» **Records**

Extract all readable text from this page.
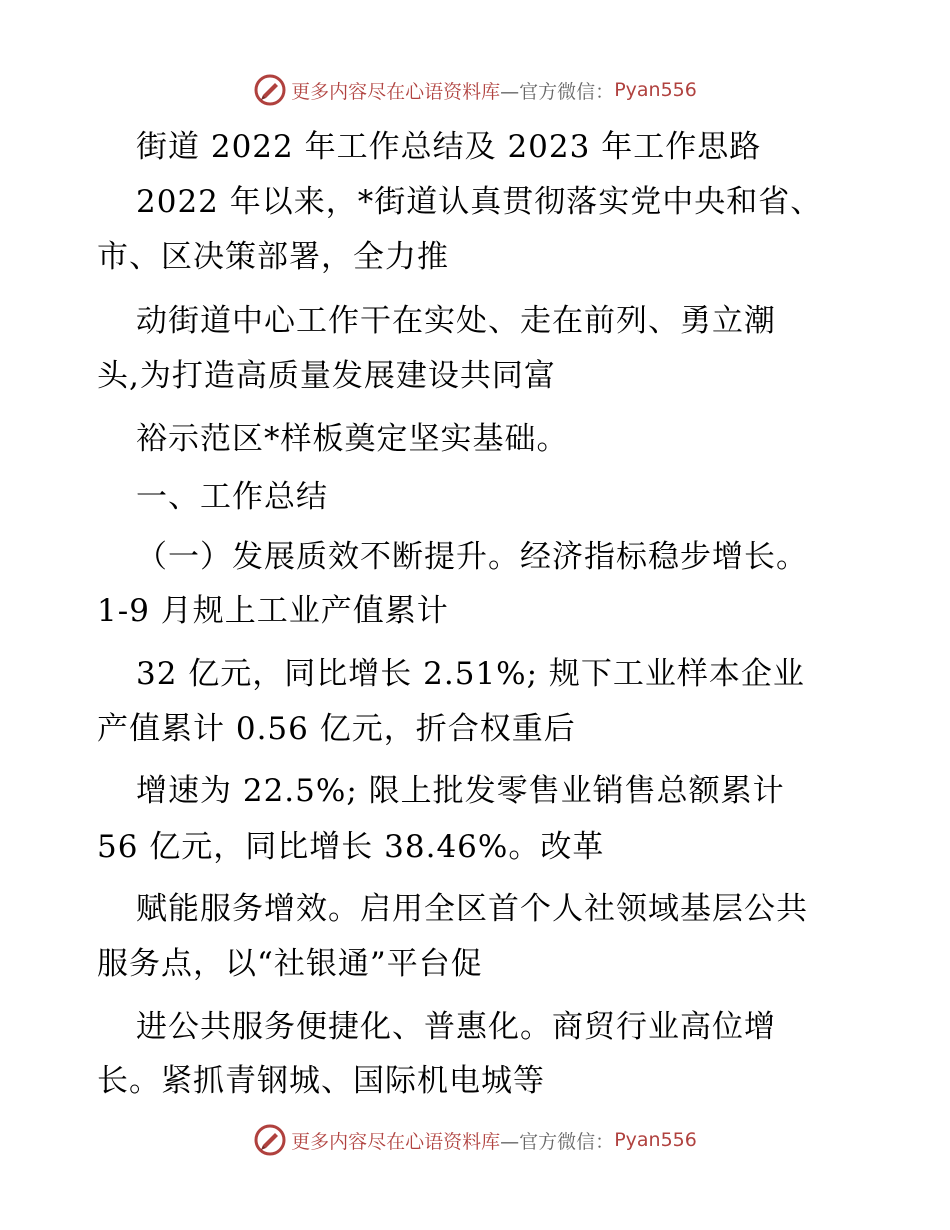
更多内容尽在心语资料库 —官方微信： Pyan556
街道 2022 年工作总结及 2023 年工作思路
2022 年以来，*街道认真贯彻落实党中央和省、
市、区决策部署，全力推
动街道中心工作干在实处、走在前列、勇立潮
头,为打造高质量发展建设共同富
裕示范区*样板奠定坚实基础。
一、工作总结
（一）发展质效不断提升。经济指标稳步增长。
1-9 月规上工业产值累计
32 亿元，同比增长 2.51%; 规下工业样本企业
产值累计 0.56 亿元，折合权重后
增速为 22.5%; 限上批发零售业销售总额累计
56 亿元，同比增长 38.46%。改革
赋能服务增效。启用全区首个人社领域基层公共
服务点，以“社银通”平台促
进公共服务便捷化、普惠化。商贸行业高位增
长。紧抓青钢城、国际机电城等
更多内容尽在心语资料库 —官方微信： Pyan556
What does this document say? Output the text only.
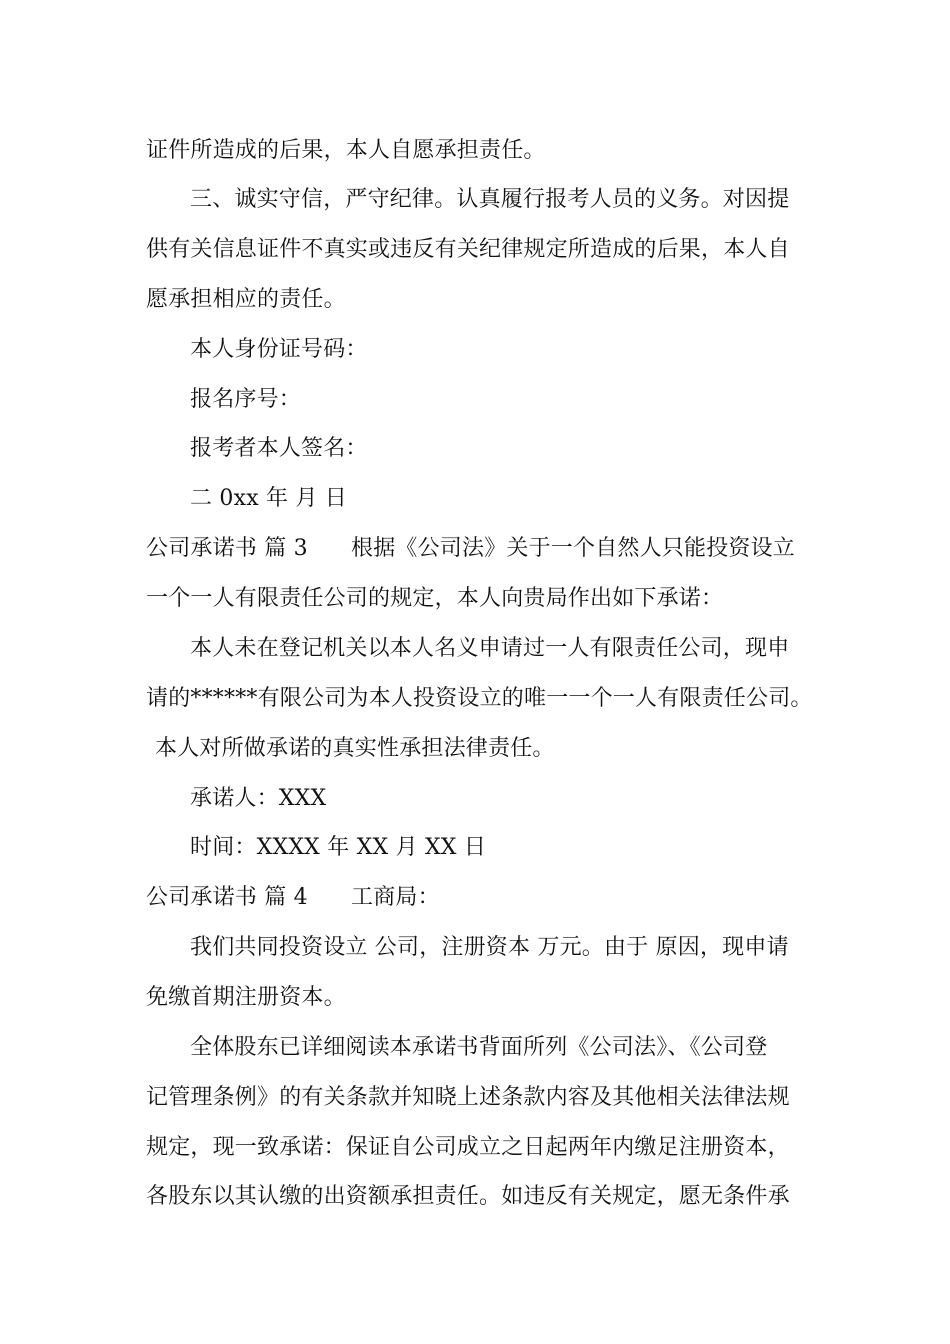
证件所造成的后果，本人自愿承担责任。
三、诚实守信，严守纪律。认真履行报考人员的义务。对因提
供有关信息证件不真实或违反有关纪律规定所造成的后果，本人自
愿承担相应的责任。
本人身份证号码：
报名序号：
报考者本人签名：
二 0xx 年 月 日
公司承诺书 篇 3 根据《公司法》关于一个自然人只能投资设立
一个一人有限责任公司的规定，本人向贵局作出如下承诺：
本人未在登记机关以本人名义申请过一人有限责任公司，现申
请的******有限公司为本人投资设立的唯一一个一人有限责任公司。
本人对所做承诺的真实性承担法律责任。
承诺人：XXX
时间：XXXX 年 XX 月 XX 日
公司承诺书 篇 4 工商局：
我们共同投资设立 公司，注册资本 万元。由于 原因，现申请
免缴首期注册资本。
全体股东已详细阅读本承诺书背面所列《公司法》、《公司登
记管理条例》的有关条款并知晓上述条款内容及其他相关法律法规
规定，现一致承诺：保证自公司成立之日起两年内缴足注册资本，
各股东以其认缴的出资额承担责任。如违反有关规定，愿无条件承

» **DIRECTIVE**
Scan the material above. Return every line containing the string "this".

» **EXPECTED ANSWER**
Extract all readable text from this page.
What does this document say? Output the text only.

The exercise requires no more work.